| Task prompt |
Print every entry exactly as written.

| Dataset rows |
◆ ◆ ◆ ◆

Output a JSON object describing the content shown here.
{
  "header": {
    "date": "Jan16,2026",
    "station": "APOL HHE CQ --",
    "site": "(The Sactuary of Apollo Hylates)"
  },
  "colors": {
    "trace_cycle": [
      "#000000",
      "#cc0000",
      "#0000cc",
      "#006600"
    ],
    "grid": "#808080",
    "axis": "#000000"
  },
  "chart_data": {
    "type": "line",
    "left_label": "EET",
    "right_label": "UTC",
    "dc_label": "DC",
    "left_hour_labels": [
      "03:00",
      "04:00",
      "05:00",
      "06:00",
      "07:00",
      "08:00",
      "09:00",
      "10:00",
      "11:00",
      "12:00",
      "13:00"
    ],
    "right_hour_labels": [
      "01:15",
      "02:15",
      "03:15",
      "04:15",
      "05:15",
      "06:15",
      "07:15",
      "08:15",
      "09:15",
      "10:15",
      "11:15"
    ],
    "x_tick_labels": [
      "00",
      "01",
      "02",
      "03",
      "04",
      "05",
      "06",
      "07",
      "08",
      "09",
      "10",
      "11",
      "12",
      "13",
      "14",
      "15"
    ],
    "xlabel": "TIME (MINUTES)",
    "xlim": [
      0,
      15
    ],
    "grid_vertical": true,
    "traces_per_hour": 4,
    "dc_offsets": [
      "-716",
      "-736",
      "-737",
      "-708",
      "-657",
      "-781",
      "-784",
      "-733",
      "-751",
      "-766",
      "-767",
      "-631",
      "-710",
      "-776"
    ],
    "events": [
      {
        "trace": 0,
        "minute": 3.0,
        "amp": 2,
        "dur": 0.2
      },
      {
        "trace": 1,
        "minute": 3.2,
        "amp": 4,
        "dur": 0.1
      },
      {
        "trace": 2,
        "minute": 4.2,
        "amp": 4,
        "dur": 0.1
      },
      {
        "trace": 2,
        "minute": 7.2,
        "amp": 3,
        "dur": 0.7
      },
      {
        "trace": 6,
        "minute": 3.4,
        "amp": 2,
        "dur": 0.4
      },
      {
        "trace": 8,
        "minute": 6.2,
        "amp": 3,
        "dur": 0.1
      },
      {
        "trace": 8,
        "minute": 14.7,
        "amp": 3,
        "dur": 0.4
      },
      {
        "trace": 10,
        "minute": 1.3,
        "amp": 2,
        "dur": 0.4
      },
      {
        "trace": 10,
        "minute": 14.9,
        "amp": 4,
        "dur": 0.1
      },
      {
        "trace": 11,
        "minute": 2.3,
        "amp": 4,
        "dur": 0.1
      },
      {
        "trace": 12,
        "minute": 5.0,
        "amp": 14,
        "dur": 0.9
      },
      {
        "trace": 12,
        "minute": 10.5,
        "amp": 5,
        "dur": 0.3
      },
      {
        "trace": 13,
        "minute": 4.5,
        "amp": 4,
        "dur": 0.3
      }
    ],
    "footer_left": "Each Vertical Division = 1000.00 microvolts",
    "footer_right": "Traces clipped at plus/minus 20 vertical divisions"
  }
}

◆ ◆ ◆ ◆

| Finished exercise |
Output a JSON object describing the content shown here.
{
  "header": {
    "date": "Jan16,2026",
    "station": "APOL HHE CQ --",
    "site": "(The Sactuary of Apollo Hylates)"
  },
  "colors": {
    "trace_cycle": [
      "#000000",
      "#cc0000",
      "#0000cc",
      "#006600"
    ],
    "grid": "#808080",
    "axis": "#000000"
  },
  "chart_data": {
    "type": "line",
    "left_label": "EET",
    "right_label": "UTC",
    "dc_label": "DC",
    "left_hour_labels": [
      "03:00",
      "04:00",
      "05:00",
      "06:00",
      "07:00",
      "08:00",
      "09:00",
      "10:00",
      "11:00",
      "12:00",
      "13:00"
    ],
    "right_hour_labels": [
      "01:15",
      "02:15",
      "03:15",
      "04:15",
      "05:15",
      "06:15",
      "07:15",
      "08:15",
      "09:15",
      "10:15",
      "11:15"
    ],
    "x_tick_labels": [
      "00",
      "01",
      "02",
      "03",
      "04",
      "05",
      "06",
      "07",
      "08",
      "09",
      "10",
      "11",
      "12",
      "13",
      "14",
      "15"
    ],
    "xlabel": "TIME (MINUTES)",
    "xlim": [
      0,
      15
    ],
    "grid_vertical": true,
    "traces_per_hour": 4,
    "dc_offsets": [
      "-716",
      "-736",
      "-737",
      "-708",
      "-657",
      "-781",
      "-784",
      "-733",
      "-751",
      "-766",
      "-767",
      "-631",
      "-710",
      "-776"
    ],
    "events": [
      {
        "trace": 0,
        "minute": 3.0,
        "amp": 2,
        "dur": 0.2
      },
      {
        "trace": 1,
        "minute": 3.2,
        "amp": 4,
        "dur": 0.1
      },
      {
        "trace": 2,
        "minute": 4.2,
        "amp": 4,
        "dur": 0.1
      },
      {
        "trace": 2,
        "minute": 7.2,
        "amp": 3,
        "dur": 0.7
      },
      {
        "trace": 6,
        "minute": 3.4,
        "amp": 2,
        "dur": 0.4
      },
      {
        "trace": 8,
        "minute": 6.2,
        "amp": 3,
        "dur": 0.1
      },
      {
        "trace": 8,
        "minute": 14.7,
        "amp": 3,
        "dur": 0.4
      },
      {
        "trace": 10,
        "minute": 1.3,
        "amp": 2,
        "dur": 0.4
      },
      {
        "trace": 10,
        "minute": 14.9,
        "amp": 4,
        "dur": 0.1
      },
      {
        "trace": 11,
        "minute": 2.3,
        "amp": 4,
        "dur": 0.1
      },
      {
        "trace": 12,
        "minute": 5.0,
        "amp": 14,
        "dur": 0.9
      },
      {
        "trace": 12,
        "minute": 10.5,
        "amp": 5,
        "dur": 0.3
      },
      {
        "trace": 13,
        "minute": 4.5,
        "amp": 4,
        "dur": 0.3
      }
    ],
    "footer_left": "Each Vertical Division = 1000.00 microvolts",
    "footer_right": "Traces clipped at plus/minus 20 vertical divisions"
  }
}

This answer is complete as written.